▶ _Stated exercise_: Without including any images, reproduce each entry exactly.

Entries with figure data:
☆ ☆ ☆

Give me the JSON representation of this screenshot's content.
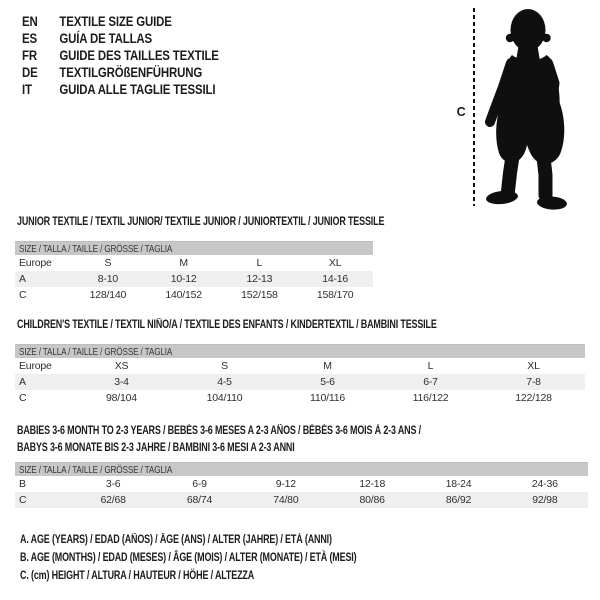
{
  "header": {
    "languages": [
      {
        "code": "EN",
        "title": "TEXTILE SIZE GUIDE"
      },
      {
        "code": "ES",
        "title": "GUÍA DE TALLAS"
      },
      {
        "code": "FR",
        "title": "GUIDE DES TAILLES TEXTILE"
      },
      {
        "code": "DE",
        "title": "TEXTILGRÖßENFÜHRUNG"
      },
      {
        "code": "IT",
        "title": "GUIDA ALLE TAGLIE TESSILI"
      }
    ]
  },
  "figure": {
    "label": "C",
    "icon": "baby-silhouette"
  },
  "tables": [
    {
      "title": "JUNIOR TEXTILE / TEXTIL JUNIOR/ TEXTILE JUNIOR / JUNIORTEXTIL / JUNIOR TESSILE",
      "size_bar": "SIZE / TALLA / TAILLE / GRÖSSE / TAGLIA",
      "rows": [
        [
          "Europe",
          "S",
          "M",
          "L",
          "XL"
        ],
        [
          "A",
          "8-10",
          "10-12",
          "12-13",
          "14-16"
        ],
        [
          "C",
          "128/140",
          "140/152",
          "152/158",
          "158/170"
        ]
      ],
      "shaded_rows": [
        1
      ]
    },
    {
      "title": "CHILDREN'S TEXTILE / TEXTIL NIÑO/A / TEXTILE DES ENFANTS / KINDERTEXTIL / BAMBINI TESSILE",
      "size_bar": "SIZE / TALLA / TAILLE / GRÖSSE / TAGLIA",
      "rows": [
        [
          "Europe",
          "XS",
          "S",
          "M",
          "L",
          "XL"
        ],
        [
          "A",
          "3-4",
          "4-5",
          "5-6",
          "6-7",
          "7-8"
        ],
        [
          "C",
          "98/104",
          "104/110",
          "110/116",
          "116/122",
          "122/128"
        ]
      ],
      "shaded_rows": [
        1
      ]
    },
    {
      "title": "BABIES 3-6 MONTH TO 2-3 YEARS / BEBÉS 3-6 MESES A 2-3 AÑOS / BÉBÉS 3-6 MOIS À 2-3 ANS /",
      "title2": "BABYS 3-6 MONATE BIS 2-3 JAHRE / BAMBINI 3-6 MESI A 2-3 ANNI",
      "size_bar": "SIZE / TALLA / TAILLE / GRÖSSE / TAGLIA",
      "rows": [
        [
          "B",
          "3-6",
          "6-9",
          "9-12",
          "12-18",
          "18-24",
          "24-36"
        ],
        [
          "C",
          "62/68",
          "68/74",
          "74/80",
          "80/86",
          "86/92",
          "92/98"
        ]
      ],
      "shaded_rows": [
        1
      ]
    }
  ],
  "footnotes": [
    "A. AGE (YEARS) / EDAD (AÑOS) / ÂGE (ANS) / ALTER (JAHRE) / ETÀ (ANNI)",
    "B. AGE (MONTHS) / EDAD (MESES) / ÂGE (MOIS) / ALTER (MONATE) / ETÀ (MESI)",
    "C. (cm) HEIGHT / ALTURA / HAUTEUR / HÖHE / ALTEZZA"
  ],
  "colors": {
    "bar_bg": "#c7c7c7",
    "stripe_bg": "#efefef",
    "silhouette": "#0f0f0f"
  }
}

☆ ☆ ☆

▶ _The output_:
Give me the JSON representation of this screenshot's content.
{
  "header": {
    "languages": [
      {
        "code": "EN",
        "title": "TEXTILE SIZE GUIDE"
      },
      {
        "code": "ES",
        "title": "GUÍA DE TALLAS"
      },
      {
        "code": "FR",
        "title": "GUIDE DES TAILLES TEXTILE"
      },
      {
        "code": "DE",
        "title": "TEXTILGRÖßENFÜHRUNG"
      },
      {
        "code": "IT",
        "title": "GUIDA ALLE TAGLIE TESSILI"
      }
    ]
  },
  "figure": {
    "label": "C",
    "icon": "baby-silhouette"
  },
  "tables": [
    {
      "title": "JUNIOR TEXTILE / TEXTIL JUNIOR/ TEXTILE JUNIOR / JUNIORTEXTIL / JUNIOR TESSILE",
      "size_bar": "SIZE / TALLA / TAILLE / GRÖSSE / TAGLIA",
      "rows": [
        [
          "Europe",
          "S",
          "M",
          "L",
          "XL"
        ],
        [
          "A",
          "8-10",
          "10-12",
          "12-13",
          "14-16"
        ],
        [
          "C",
          "128/140",
          "140/152",
          "152/158",
          "158/170"
        ]
      ],
      "shaded_rows": [
        1
      ]
    },
    {
      "title": "CHILDREN'S TEXTILE / TEXTIL NIÑO/A / TEXTILE DES ENFANTS / KINDERTEXTIL / BAMBINI TESSILE",
      "size_bar": "SIZE / TALLA / TAILLE / GRÖSSE / TAGLIA",
      "rows": [
        [
          "Europe",
          "XS",
          "S",
          "M",
          "L",
          "XL"
        ],
        [
          "A",
          "3-4",
          "4-5",
          "5-6",
          "6-7",
          "7-8"
        ],
        [
          "C",
          "98/104",
          "104/110",
          "110/116",
          "116/122",
          "122/128"
        ]
      ],
      "shaded_rows": [
        1
      ]
    },
    {
      "title": "BABIES 3-6 MONTH TO 2-3 YEARS / BEBÉS 3-6 MESES A 2-3 AÑOS / BÉBÉS 3-6 MOIS À 2-3 ANS /",
      "title2": "BABYS 3-6 MONATE BIS 2-3 JAHRE / BAMBINI 3-6 MESI A 2-3 ANNI",
      "size_bar": "SIZE / TALLA / TAILLE / GRÖSSE / TAGLIA",
      "rows": [
        [
          "B",
          "3-6",
          "6-9",
          "9-12",
          "12-18",
          "18-24",
          "24-36"
        ],
        [
          "C",
          "62/68",
          "68/74",
          "74/80",
          "80/86",
          "86/92",
          "92/98"
        ]
      ],
      "shaded_rows": [
        1
      ]
    }
  ],
  "footnotes": [
    "A. AGE (YEARS) / EDAD (AÑOS) / ÂGE (ANS) / ALTER (JAHRE) / ETÀ (ANNI)",
    "B. AGE (MONTHS) / EDAD (MESES) / ÂGE (MOIS) / ALTER (MONATE) / ETÀ (MESI)",
    "C. (cm) HEIGHT / ALTURA / HAUTEUR / HÖHE / ALTEZZA"
  ],
  "colors": {
    "bar_bg": "#c7c7c7",
    "stripe_bg": "#efefef",
    "silhouette": "#0f0f0f"
  }
}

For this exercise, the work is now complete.